Every line below must be reproduced exactly. Copy them all.

──────

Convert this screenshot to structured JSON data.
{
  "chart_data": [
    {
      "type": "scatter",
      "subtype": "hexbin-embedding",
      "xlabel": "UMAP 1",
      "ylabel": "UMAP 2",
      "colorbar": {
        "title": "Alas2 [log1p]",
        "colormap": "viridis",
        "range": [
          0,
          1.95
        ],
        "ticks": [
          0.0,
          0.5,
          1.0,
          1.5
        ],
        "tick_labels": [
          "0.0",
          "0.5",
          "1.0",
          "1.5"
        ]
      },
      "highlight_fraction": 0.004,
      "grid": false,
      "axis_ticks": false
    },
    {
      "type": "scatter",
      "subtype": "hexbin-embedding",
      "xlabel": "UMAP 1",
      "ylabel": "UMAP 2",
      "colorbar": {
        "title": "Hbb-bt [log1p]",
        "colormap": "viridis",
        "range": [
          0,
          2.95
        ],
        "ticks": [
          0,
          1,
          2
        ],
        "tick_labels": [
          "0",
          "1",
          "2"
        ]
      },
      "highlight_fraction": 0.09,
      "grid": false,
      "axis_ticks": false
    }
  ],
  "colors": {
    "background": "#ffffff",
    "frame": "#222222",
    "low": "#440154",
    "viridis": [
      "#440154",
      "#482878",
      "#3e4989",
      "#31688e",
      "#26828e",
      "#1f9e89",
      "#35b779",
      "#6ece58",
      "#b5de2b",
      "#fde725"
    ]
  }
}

──────

* [COMPLETE OUTPUT]:
Convert this screenshot to structured JSON data.
{
  "chart_data": [
    {
      "type": "scatter",
      "subtype": "hexbin-embedding",
      "xlabel": "UMAP 1",
      "ylabel": "UMAP 2",
      "colorbar": {
        "title": "Alas2 [log1p]",
        "colormap": "viridis",
        "range": [
          0,
          1.95
        ],
        "ticks": [
          0.0,
          0.5,
          1.0,
          1.5
        ],
        "tick_labels": [
          "0.0",
          "0.5",
          "1.0",
          "1.5"
        ]
      },
      "highlight_fraction": 0.004,
      "grid": false,
      "axis_ticks": false
    },
    {
      "type": "scatter",
      "subtype": "hexbin-embedding",
      "xlabel": "UMAP 1",
      "ylabel": "UMAP 2",
      "colorbar": {
        "title": "Hbb-bt [log1p]",
        "colormap": "viridis",
        "range": [
          0,
          2.95
        ],
        "ticks": [
          0,
          1,
          2
        ],
        "tick_labels": [
          "0",
          "1",
          "2"
        ]
      },
      "highlight_fraction": 0.09,
      "grid": false,
      "axis_ticks": false
    }
  ],
  "colors": {
    "background": "#ffffff",
    "frame": "#222222",
    "low": "#440154",
    "viridis": [
      "#440154",
      "#482878",
      "#3e4989",
      "#31688e",
      "#26828e",
      "#1f9e89",
      "#35b779",
      "#6ece58",
      "#b5de2b",
      "#fde725"
    ]
  }
}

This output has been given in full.